#### Exercise task
Reproduce each line of the material exactly, minus any picture.

(Items from a figure collection)
#####
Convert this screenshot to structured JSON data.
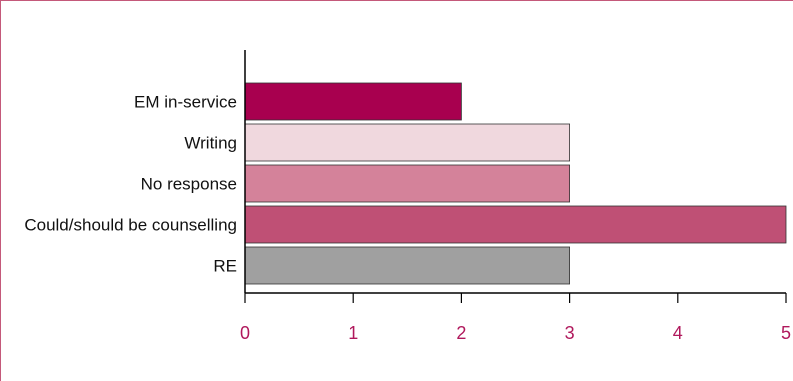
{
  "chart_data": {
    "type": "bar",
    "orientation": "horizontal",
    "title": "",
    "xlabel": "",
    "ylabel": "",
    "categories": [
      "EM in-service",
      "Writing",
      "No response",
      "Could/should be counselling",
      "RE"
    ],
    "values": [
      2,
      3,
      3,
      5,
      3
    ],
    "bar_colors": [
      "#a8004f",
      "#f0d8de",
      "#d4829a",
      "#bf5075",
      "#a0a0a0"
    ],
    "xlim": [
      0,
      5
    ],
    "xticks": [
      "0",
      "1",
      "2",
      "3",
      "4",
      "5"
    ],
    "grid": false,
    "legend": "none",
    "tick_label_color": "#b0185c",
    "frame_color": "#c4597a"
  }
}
#####
#### Correct response
Convert this screenshot to structured JSON data.
{
  "chart_data": {
    "type": "bar",
    "orientation": "horizontal",
    "title": "",
    "xlabel": "",
    "ylabel": "",
    "categories": [
      "EM in-service",
      "Writing",
      "No response",
      "Could/should be counselling",
      "RE"
    ],
    "values": [
      2,
      3,
      3,
      5,
      3
    ],
    "bar_colors": [
      "#a8004f",
      "#f0d8de",
      "#d4829a",
      "#bf5075",
      "#a0a0a0"
    ],
    "xlim": [
      0,
      5
    ],
    "xticks": [
      "0",
      "1",
      "2",
      "3",
      "4",
      "5"
    ],
    "grid": false,
    "legend": "none",
    "tick_label_color": "#b0185c",
    "frame_color": "#c4597a"
  }
}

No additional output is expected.